(Items from a data source)

########################################

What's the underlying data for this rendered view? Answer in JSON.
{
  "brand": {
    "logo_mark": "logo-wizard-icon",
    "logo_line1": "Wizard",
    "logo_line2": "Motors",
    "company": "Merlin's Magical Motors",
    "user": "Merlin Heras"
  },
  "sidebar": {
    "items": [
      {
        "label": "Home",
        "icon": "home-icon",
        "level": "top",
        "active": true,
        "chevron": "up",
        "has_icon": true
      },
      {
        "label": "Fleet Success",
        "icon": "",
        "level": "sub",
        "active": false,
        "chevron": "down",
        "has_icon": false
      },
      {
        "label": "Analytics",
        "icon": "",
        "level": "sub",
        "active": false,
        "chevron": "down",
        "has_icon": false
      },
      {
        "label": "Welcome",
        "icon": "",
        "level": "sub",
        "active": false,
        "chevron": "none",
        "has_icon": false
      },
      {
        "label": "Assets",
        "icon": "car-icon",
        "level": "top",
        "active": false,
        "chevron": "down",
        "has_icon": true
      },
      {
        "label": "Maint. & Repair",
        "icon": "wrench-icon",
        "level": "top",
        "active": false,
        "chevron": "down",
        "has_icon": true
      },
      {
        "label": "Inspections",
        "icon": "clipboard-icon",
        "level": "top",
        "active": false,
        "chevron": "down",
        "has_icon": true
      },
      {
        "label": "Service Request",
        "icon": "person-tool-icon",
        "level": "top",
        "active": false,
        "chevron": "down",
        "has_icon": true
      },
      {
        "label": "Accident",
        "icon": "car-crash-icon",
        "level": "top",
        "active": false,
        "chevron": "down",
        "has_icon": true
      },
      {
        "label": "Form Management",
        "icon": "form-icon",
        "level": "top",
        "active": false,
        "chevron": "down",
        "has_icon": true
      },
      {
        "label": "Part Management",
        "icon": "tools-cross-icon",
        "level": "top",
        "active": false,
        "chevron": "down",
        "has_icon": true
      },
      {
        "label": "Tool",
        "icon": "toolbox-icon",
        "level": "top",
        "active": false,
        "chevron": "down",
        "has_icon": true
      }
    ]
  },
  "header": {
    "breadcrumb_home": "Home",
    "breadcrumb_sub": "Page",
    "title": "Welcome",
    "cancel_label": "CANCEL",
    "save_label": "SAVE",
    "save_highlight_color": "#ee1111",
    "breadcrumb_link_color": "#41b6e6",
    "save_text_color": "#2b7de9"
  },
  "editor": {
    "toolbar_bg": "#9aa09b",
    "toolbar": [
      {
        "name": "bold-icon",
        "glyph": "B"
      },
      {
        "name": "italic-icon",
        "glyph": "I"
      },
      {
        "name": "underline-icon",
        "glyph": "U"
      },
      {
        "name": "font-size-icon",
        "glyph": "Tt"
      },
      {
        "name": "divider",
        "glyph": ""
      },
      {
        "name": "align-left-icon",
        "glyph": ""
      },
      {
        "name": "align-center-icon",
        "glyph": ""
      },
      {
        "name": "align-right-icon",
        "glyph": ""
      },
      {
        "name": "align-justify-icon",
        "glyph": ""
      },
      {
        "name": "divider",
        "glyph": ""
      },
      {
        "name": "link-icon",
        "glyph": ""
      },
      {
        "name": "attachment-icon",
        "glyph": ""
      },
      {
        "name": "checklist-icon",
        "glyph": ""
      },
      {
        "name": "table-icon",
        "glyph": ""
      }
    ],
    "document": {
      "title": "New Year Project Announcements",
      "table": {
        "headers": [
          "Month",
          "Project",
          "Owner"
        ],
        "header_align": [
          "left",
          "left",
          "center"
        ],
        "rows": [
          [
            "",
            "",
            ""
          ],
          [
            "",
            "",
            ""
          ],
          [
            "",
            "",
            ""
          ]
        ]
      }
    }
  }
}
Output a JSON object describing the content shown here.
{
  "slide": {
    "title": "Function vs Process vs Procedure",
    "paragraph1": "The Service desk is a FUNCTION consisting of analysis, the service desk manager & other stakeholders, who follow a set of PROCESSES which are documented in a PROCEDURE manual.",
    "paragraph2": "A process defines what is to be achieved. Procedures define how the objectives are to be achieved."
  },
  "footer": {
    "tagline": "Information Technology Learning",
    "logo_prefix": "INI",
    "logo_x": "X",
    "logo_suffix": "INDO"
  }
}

########################################

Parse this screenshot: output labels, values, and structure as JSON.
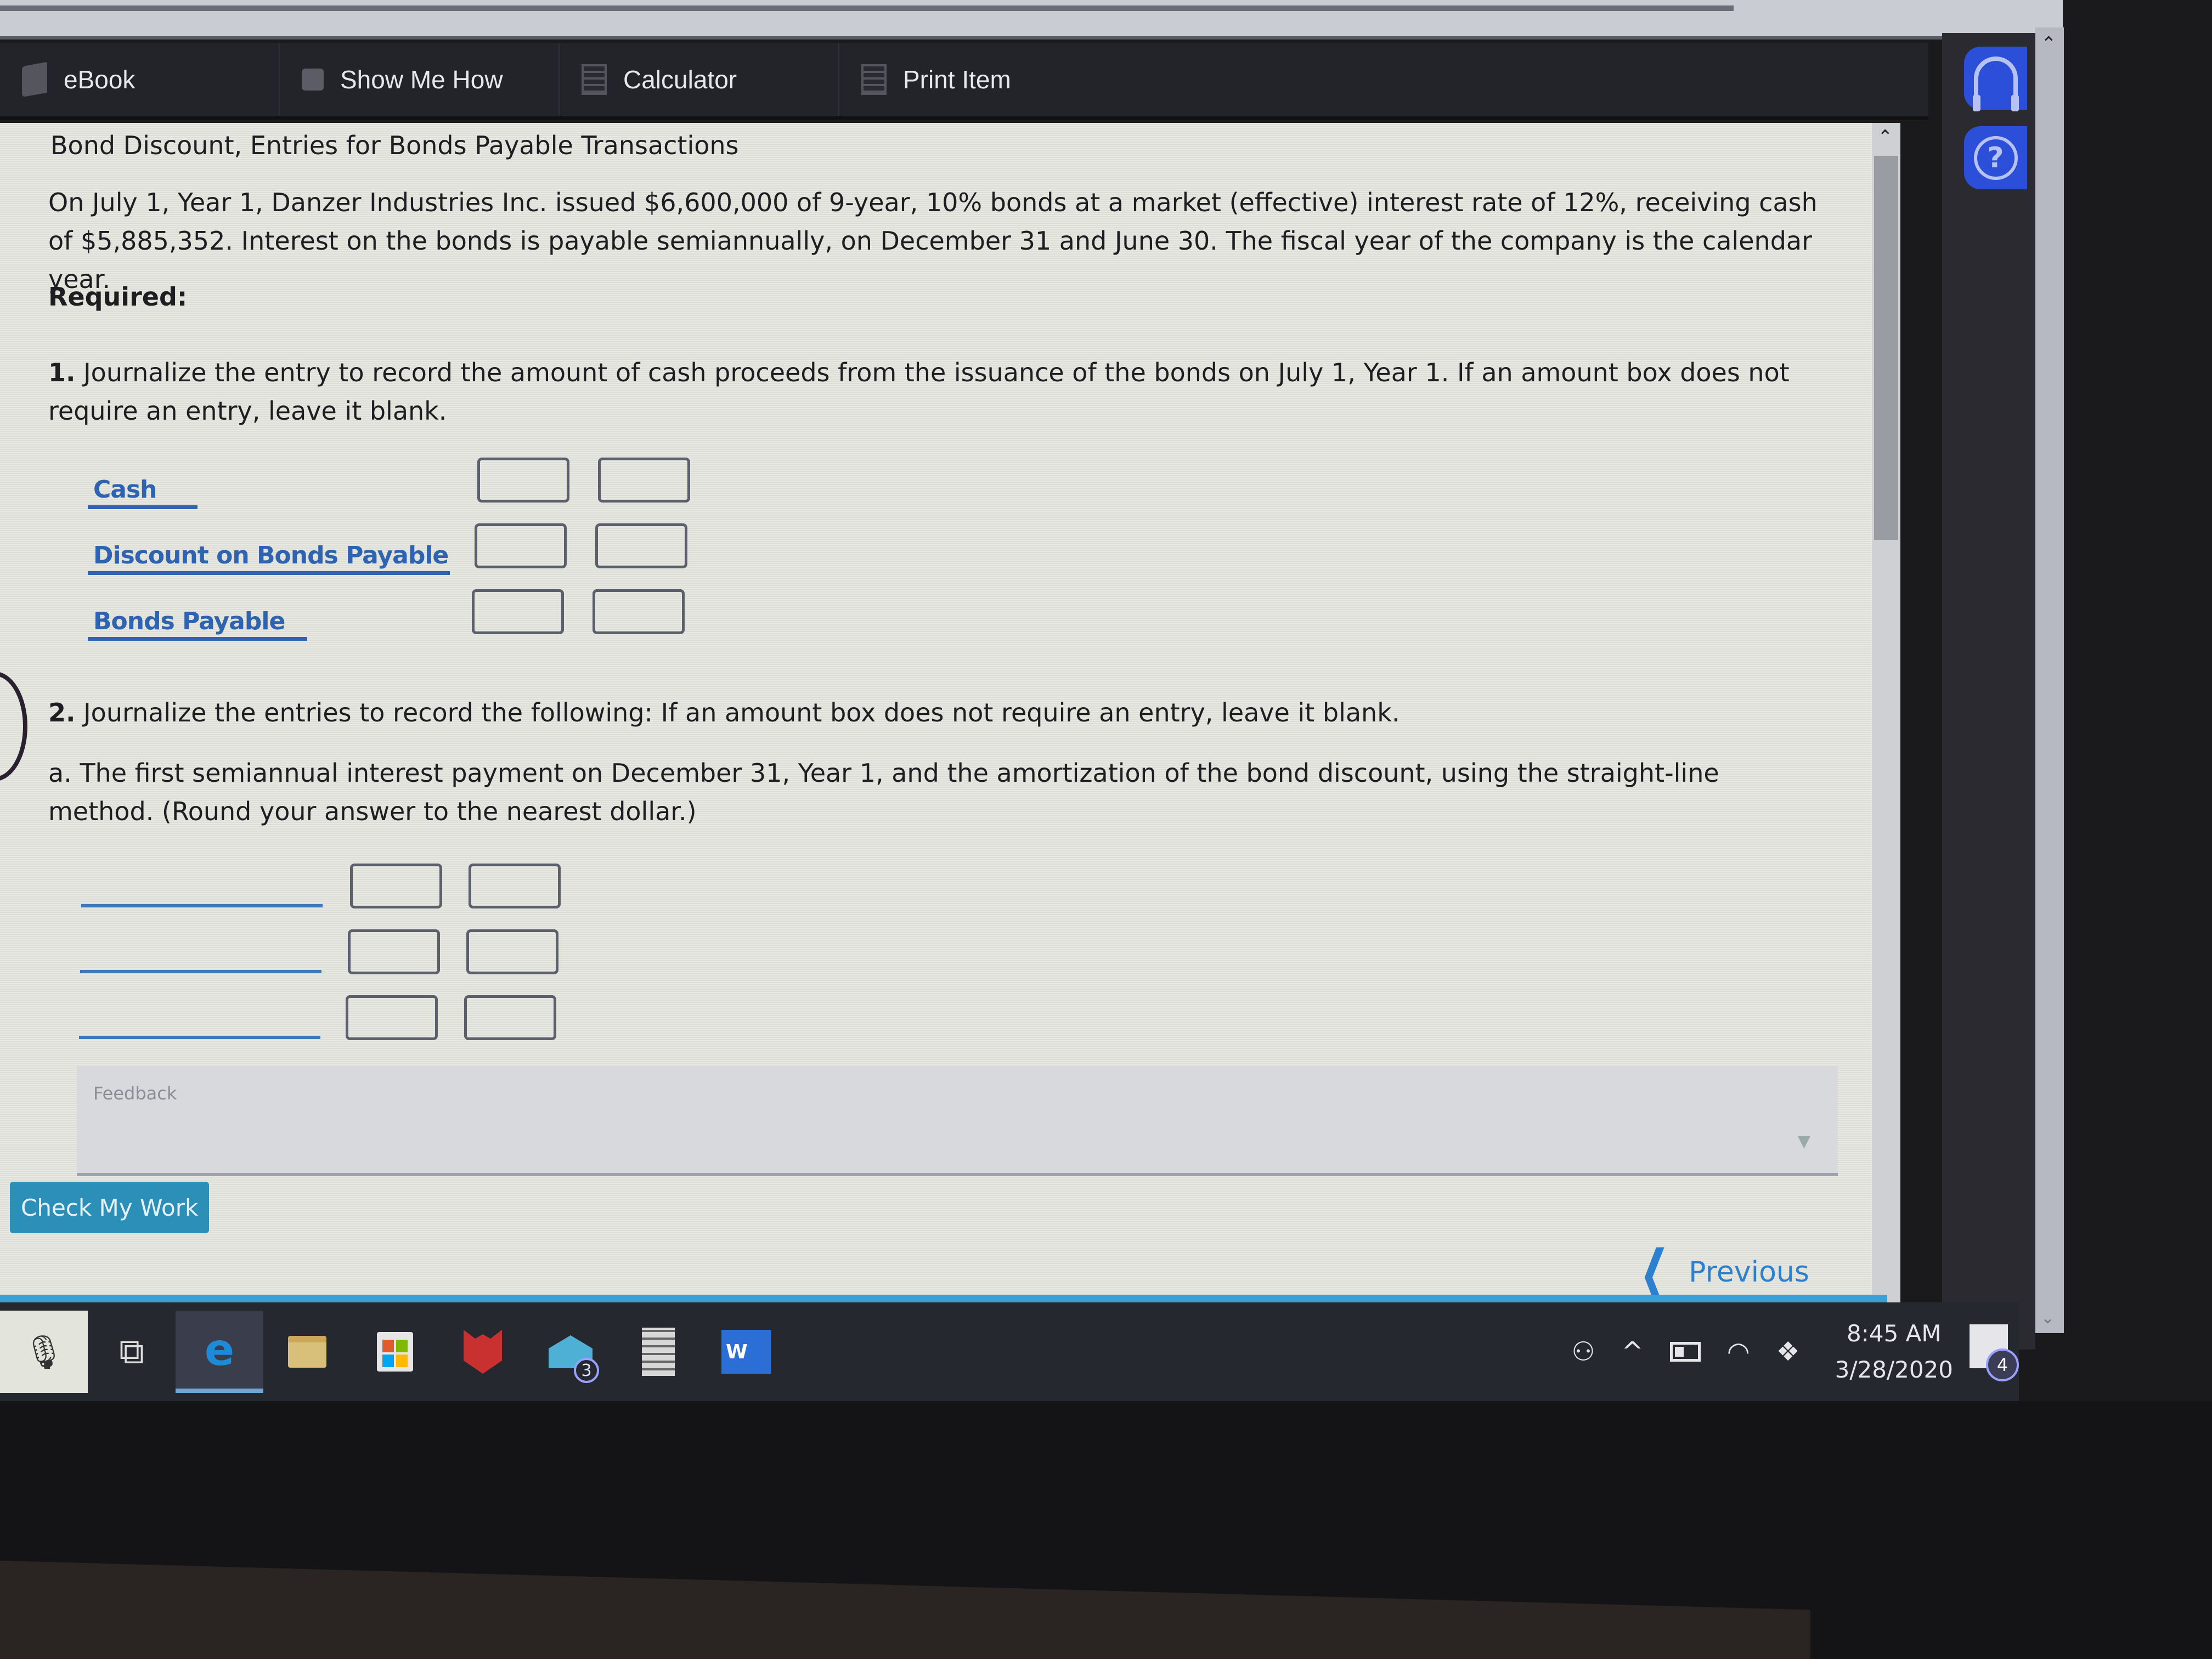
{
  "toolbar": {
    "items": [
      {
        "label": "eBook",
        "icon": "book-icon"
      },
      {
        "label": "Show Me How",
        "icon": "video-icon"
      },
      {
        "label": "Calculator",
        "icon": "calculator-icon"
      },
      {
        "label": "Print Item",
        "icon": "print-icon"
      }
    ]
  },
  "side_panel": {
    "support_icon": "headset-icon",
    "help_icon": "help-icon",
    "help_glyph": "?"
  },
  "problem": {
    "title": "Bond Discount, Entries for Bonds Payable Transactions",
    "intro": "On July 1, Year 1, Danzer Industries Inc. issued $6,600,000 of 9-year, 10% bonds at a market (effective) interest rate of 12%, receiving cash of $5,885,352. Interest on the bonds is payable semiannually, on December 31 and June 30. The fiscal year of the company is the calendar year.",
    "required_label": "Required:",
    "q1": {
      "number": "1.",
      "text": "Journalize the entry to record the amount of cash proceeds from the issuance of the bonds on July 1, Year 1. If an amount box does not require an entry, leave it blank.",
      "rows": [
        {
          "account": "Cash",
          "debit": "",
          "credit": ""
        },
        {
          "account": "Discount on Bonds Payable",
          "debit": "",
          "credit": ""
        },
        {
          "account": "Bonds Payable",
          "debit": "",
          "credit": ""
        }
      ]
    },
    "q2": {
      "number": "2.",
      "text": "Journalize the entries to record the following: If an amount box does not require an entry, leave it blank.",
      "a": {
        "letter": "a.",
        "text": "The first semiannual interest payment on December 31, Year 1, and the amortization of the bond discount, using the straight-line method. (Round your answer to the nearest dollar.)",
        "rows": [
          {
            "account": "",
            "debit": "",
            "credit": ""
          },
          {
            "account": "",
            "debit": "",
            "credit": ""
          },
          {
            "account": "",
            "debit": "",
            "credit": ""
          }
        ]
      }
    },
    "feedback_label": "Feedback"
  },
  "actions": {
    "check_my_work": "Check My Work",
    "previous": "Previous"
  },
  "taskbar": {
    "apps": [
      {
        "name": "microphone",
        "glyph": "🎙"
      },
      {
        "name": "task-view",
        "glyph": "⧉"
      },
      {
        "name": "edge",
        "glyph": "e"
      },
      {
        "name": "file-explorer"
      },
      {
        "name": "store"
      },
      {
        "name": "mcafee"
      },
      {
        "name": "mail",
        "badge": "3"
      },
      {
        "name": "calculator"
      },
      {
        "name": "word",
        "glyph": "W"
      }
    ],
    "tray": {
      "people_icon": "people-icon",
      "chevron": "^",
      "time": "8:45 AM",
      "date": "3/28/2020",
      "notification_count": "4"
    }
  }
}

########################################

● TASK BRIEF
Your answer should be one number: how many lines in the material above contain the string "Motors".

● ANSWER TO THE TASK
2